[Start of DATASET RECORDS]

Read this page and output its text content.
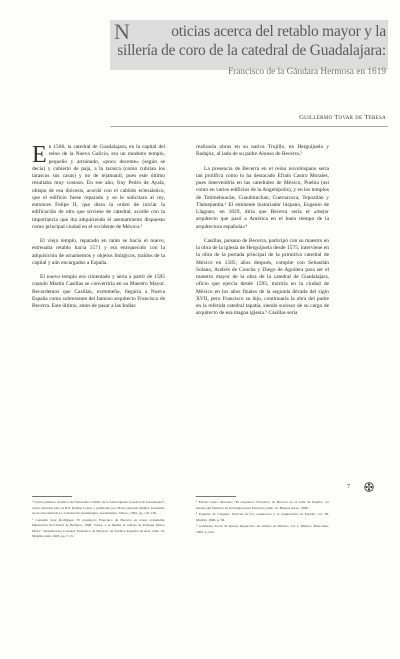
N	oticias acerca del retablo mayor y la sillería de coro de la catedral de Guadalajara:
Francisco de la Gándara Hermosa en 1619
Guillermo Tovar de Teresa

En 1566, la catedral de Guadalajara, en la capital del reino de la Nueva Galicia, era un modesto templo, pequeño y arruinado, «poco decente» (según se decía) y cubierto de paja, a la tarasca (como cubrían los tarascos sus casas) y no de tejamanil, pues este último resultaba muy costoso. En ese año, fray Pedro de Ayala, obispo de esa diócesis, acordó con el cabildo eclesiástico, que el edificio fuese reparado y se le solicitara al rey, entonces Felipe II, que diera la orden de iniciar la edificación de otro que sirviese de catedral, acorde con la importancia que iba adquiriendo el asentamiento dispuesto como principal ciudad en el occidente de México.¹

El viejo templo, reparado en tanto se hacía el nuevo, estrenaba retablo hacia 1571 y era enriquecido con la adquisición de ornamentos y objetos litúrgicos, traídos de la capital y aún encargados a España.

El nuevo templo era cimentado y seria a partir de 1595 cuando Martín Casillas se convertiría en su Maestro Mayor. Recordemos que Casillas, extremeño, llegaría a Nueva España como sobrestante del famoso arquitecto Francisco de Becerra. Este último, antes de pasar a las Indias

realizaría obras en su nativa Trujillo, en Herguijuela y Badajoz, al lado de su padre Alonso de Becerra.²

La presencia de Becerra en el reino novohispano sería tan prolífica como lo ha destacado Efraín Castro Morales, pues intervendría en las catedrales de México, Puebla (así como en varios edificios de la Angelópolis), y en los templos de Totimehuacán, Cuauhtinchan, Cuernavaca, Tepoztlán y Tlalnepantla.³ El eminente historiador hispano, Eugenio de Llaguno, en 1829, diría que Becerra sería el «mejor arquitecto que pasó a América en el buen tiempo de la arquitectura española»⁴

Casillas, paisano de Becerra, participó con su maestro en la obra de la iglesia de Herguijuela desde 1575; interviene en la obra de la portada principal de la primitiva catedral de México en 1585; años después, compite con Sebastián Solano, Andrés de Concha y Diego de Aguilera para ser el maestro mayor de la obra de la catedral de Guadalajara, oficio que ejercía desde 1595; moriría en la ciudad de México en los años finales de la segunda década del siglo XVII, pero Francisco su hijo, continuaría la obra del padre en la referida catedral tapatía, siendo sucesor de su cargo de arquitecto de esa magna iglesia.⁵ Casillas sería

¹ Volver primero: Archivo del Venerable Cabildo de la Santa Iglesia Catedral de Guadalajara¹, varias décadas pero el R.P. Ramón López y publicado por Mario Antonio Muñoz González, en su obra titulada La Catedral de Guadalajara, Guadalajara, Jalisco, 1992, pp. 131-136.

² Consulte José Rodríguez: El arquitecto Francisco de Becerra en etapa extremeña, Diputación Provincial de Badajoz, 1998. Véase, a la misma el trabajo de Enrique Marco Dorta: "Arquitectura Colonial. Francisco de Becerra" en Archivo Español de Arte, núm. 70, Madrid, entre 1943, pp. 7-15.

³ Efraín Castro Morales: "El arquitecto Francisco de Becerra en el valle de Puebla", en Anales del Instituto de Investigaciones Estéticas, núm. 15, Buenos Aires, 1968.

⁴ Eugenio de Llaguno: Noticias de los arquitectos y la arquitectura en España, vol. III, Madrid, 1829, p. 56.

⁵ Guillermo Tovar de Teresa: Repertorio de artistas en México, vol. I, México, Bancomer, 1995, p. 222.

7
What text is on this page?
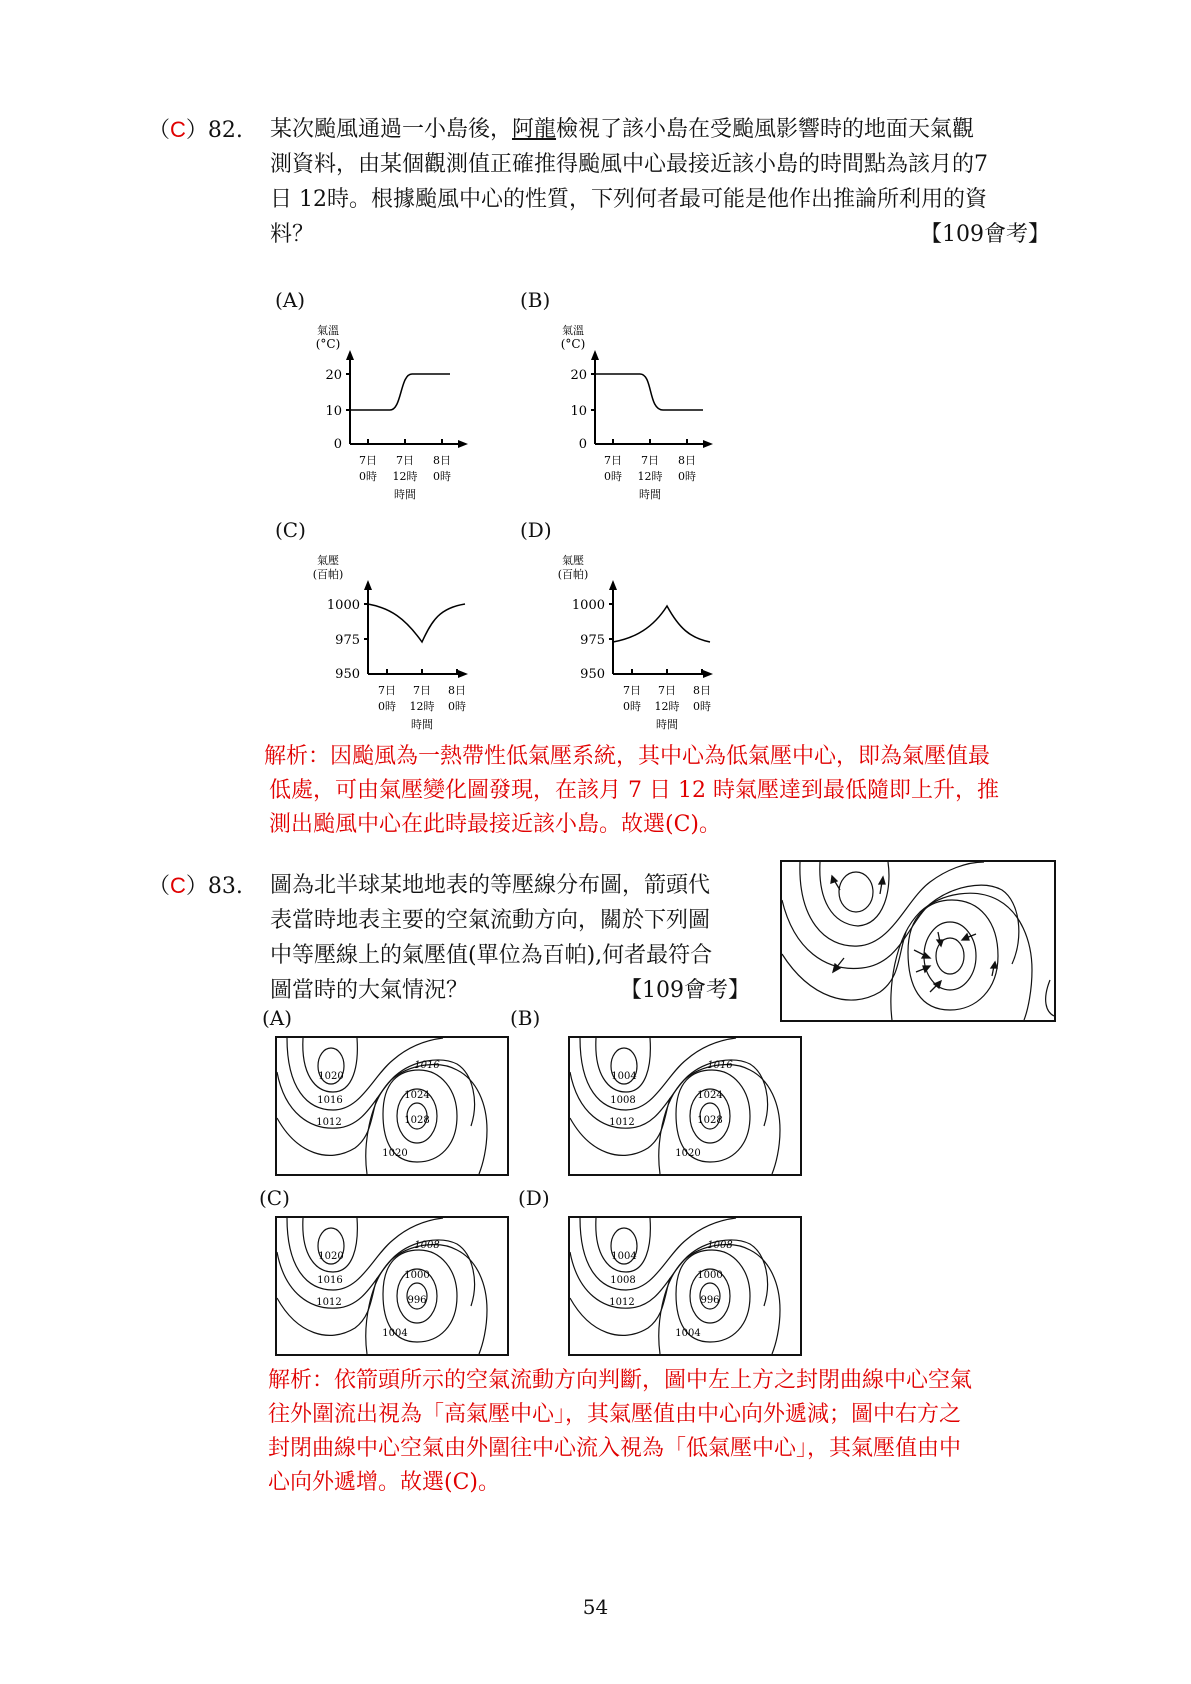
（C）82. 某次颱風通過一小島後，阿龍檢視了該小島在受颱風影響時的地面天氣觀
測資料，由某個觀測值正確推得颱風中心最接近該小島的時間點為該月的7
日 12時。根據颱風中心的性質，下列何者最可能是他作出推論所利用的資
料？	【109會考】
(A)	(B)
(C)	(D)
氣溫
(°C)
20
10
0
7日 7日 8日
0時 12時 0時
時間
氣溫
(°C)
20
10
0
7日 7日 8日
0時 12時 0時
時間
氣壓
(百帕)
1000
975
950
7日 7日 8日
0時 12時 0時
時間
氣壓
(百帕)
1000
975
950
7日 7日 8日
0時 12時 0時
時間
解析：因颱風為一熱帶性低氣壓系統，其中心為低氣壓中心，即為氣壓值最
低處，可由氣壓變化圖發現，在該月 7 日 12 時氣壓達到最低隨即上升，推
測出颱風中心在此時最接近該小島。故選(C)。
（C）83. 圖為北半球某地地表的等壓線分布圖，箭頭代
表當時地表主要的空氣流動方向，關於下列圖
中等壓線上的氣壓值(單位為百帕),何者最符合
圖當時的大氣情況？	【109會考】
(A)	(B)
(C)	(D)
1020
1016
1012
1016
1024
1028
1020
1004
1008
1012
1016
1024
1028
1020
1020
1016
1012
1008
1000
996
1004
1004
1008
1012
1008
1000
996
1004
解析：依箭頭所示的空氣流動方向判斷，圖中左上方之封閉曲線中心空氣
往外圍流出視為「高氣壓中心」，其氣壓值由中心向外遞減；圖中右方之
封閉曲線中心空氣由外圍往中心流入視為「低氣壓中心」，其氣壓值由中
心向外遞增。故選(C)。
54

[End of DATASET RECORDS]

BRIEF: Only the lines from the line containing "What text is on this page?" through the end of the data are to be reproduced, exactly and with both ends included; pictures are omitted.

TASK SOLUTION:
What text is on this page?
（C）82. 某次颱風通過一小島後，阿龍檢視了該小島在受颱風影響時的地面天氣觀
測資料，由某個觀測值正確推得颱風中心最接近該小島的時間點為該月的7
日 12時。根據颱風中心的性質，下列何者最可能是他作出推論所利用的資
料？	【109會考】
(A)	(B)
(C)	(D)
氣溫
(°C)
20
10
0
7日 7日 8日
0時 12時 0時
時間
氣溫
(°C)
20
10
0
7日 7日 8日
0時 12時 0時
時間
氣壓
(百帕)
1000
975
950
7日 7日 8日
0時 12時 0時
時間
氣壓
(百帕)
1000
975
950
7日 7日 8日
0時 12時 0時
時間
解析：因颱風為一熱帶性低氣壓系統，其中心為低氣壓中心，即為氣壓值最
低處，可由氣壓變化圖發現，在該月 7 日 12 時氣壓達到最低隨即上升，推
測出颱風中心在此時最接近該小島。故選(C)。
（C）83. 圖為北半球某地地表的等壓線分布圖，箭頭代
表當時地表主要的空氣流動方向，關於下列圖
中等壓線上的氣壓值(單位為百帕),何者最符合
圖當時的大氣情況？	【109會考】
(A)	(B)
(C)	(D)
1020
1016
1012
1016
1024
1028
1020
1004
1008
1012
1016
1024
1028
1020
1020
1016
1012
1008
1000
996
1004
1004
1008
1012
1008
1000
996
1004
解析：依箭頭所示的空氣流動方向判斷，圖中左上方之封閉曲線中心空氣
往外圍流出視為「高氣壓中心」，其氣壓值由中心向外遞減；圖中右方之
封閉曲線中心空氣由外圍往中心流入視為「低氣壓中心」，其氣壓值由中
心向外遞增。故選(C)。
54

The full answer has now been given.